Document source:
Téhéran promet de protéger la population de l’impact économique du virus
Téhéran a promis lundi de protéger la population de l’impact économique de l’épidémie de COVID-19 alors que le bilan officiel a dépassé les 4 500 morts en Iran, pays le plus frappé par le virus au Proche et Moyen-Orient.
Les autorités ont annoncé 111 décès supplémentaires provoqués par le nouveau coronavirus au cours des dernières 24 heures, faisant monter à 4 585 morts le bilan officiel dans la République islamique.
Lors de son point de presse quotidien, le porte-parole du ministère de la Santé, Kianouche Jahanpour, a fait part de 1 617 nouveaux cas de contamination, portant le nombre de cas confirmés à 73 303 dont 45 983 se sont rétablis.
Depuis l’annonce des premiers décès liés au nouveau coronavirus en février, le gouvernement n’a pas décrété officiellement de confinement mais a mis en place progressivement des restrictions en fermant écoles, universités, mosquées, lieux de culte, cinémas, centres culturels, stades et autres lieux de regroupement.
Il a souligné l’importance de trouver un équilibre entre les mesures visant à freiner la propagation du virus et celles prises pour remettre l’économie sur les rails.
L’objectif est « la protection de la santé et de la vie de la population face au coronavirus et ses conséquences économiques et sociales », a déclaré le porte-parole du gouvernement, Ali Rabii lors d’une conférence de presse télévisée.
Selon lui, « la distanciation [sociale] intelligente poursuit le même objectif : en établissant un équilibre, nous pouvons assurer la santé de la société tout en préservant la vie sociale et économique du [pays] ».
« La priorité sera toujours donnée aux politiques sanitaires », a-t-il ajouté.
Le président iranien Hassan Rohani a annoncé le 5 avril la réouverture des entreprises « à faible risque » de propagation du virus dans le but de protéger l’économie frappée par les sanctions américaines.

Consigne A: Reformulez plus brièvement le paragraphe de l'article sur le coronavirus en Iran qui commence par « Lors de son point de presse quotidien », en gardant ses faits principaux.
Consigne B: Rédigez la suite de l'article sur le coronavirus en Iran, à partir de sa dernière phrase.

Extrait des données:
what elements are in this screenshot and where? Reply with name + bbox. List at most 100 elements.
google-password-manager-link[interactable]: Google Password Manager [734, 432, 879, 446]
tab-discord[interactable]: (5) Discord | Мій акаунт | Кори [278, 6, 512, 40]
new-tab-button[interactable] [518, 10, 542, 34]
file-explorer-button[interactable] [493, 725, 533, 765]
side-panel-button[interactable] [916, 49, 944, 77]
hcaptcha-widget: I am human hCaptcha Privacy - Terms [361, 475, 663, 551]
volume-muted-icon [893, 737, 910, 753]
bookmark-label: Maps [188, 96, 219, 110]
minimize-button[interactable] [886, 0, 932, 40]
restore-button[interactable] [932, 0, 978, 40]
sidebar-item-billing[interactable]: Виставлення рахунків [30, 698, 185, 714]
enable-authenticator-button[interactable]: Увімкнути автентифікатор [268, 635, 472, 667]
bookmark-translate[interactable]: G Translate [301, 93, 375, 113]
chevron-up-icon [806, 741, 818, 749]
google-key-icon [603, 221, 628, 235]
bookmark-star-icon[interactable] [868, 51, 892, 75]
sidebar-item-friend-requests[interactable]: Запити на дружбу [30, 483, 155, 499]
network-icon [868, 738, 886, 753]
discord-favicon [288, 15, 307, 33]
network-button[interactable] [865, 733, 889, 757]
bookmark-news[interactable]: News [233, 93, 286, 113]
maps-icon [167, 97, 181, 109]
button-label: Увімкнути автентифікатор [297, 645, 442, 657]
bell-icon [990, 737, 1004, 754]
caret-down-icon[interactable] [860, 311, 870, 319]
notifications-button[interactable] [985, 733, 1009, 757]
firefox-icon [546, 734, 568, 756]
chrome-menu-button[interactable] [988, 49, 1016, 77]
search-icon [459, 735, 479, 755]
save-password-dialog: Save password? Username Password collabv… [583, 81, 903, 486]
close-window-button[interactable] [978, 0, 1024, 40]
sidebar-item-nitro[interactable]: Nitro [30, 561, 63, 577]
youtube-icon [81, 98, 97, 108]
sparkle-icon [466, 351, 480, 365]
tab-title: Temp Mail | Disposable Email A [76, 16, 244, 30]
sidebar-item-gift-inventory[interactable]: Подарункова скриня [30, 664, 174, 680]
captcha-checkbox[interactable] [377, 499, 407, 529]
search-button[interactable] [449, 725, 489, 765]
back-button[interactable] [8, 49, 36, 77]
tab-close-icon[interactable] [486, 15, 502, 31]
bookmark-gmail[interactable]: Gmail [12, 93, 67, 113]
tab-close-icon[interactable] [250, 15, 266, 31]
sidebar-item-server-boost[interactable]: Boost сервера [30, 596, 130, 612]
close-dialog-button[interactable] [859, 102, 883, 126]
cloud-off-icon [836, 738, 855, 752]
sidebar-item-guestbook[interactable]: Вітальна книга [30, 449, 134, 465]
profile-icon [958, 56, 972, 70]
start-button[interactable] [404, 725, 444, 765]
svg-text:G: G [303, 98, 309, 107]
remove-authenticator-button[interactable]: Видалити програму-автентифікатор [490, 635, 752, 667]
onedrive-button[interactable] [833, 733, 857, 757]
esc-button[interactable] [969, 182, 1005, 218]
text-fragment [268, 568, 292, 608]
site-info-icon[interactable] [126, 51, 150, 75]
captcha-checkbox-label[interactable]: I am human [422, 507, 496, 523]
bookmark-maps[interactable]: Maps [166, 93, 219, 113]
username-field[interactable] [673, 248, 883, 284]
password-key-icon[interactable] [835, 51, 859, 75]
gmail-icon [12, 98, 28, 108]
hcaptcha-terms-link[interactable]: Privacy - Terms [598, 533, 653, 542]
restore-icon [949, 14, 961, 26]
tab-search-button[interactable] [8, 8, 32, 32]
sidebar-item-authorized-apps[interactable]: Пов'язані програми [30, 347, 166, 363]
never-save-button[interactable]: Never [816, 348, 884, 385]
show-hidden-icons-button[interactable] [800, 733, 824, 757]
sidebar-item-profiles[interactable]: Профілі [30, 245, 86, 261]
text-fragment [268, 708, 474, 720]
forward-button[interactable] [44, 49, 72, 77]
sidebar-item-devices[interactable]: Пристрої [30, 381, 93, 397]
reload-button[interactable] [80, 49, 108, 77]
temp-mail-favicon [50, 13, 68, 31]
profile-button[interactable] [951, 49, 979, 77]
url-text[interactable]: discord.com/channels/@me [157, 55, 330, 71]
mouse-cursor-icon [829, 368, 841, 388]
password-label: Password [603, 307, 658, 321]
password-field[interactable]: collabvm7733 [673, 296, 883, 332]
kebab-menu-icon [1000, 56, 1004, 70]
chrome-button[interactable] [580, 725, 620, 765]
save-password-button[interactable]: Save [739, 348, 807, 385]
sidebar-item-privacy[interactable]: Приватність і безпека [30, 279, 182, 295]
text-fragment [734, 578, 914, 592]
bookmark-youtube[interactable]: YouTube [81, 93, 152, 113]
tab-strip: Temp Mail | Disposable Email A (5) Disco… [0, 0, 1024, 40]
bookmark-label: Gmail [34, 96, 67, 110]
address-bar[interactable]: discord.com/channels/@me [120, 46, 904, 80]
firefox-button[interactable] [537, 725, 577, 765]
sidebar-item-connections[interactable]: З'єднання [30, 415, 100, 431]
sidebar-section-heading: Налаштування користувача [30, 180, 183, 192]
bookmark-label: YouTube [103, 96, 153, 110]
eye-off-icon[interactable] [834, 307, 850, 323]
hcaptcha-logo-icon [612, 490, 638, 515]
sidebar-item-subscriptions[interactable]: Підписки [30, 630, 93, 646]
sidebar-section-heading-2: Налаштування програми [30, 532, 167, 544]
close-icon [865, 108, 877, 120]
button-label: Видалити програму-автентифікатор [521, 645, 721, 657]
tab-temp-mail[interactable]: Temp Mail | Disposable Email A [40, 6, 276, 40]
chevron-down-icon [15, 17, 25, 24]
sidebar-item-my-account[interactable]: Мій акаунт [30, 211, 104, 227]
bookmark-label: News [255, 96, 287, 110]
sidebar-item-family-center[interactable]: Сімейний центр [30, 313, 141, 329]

Résultat A: Au point de presse quotidien, Kianouche Jahanpour, porte-parole du ministère de la Santé, a annoncé 1 617 nouveaux cas, soit 73 303 cas confirmés au total, dont 45 983 personnes rétablies.

Résultat B:
Cette décision est entrée en vigueur samedi dans les provinces et devrait être mise en œuvre à partir du 18 avril dans la capitale.
« Hausse de la circulation »
À Téhéran, où des panneaux d’affichage rendaient hommage aux médecins et infirmières en première ligne du combat contre l’épidémie, une nette hausse de la circulation automobile a été constatée ces derniers jours en dépit de restrictions toujours en vigueur.
Le président iranien a toutefois mis en garde contre toute négligence des mesures de confinement.
« En établissant un équilibre, nous pouvons assurer la santé de la société tout en préservant la vie sociale et économique du [pays] »
- Ali Rabii, porte-parole du gouvernement iranien
« La mise en œuvre des protocoles de santé devrait se poursuivre avec force et puissance », a déclaré Hassan Rohani.
« La tendance décroissante et régulière, constatée ces derniers jours pour les nouveaux cas de contamination, s’est poursuivie au cours des 24 dernières heures », a souligné Kianouche Jahanpour.
Mais « les gens doivent continuer à éviter tout déplacement inutile » afin de freiner la propagation du virus dans le pays.
À l’étranger, certains soupçonnent les chiffres officiels iraniens d’être sous-estimés.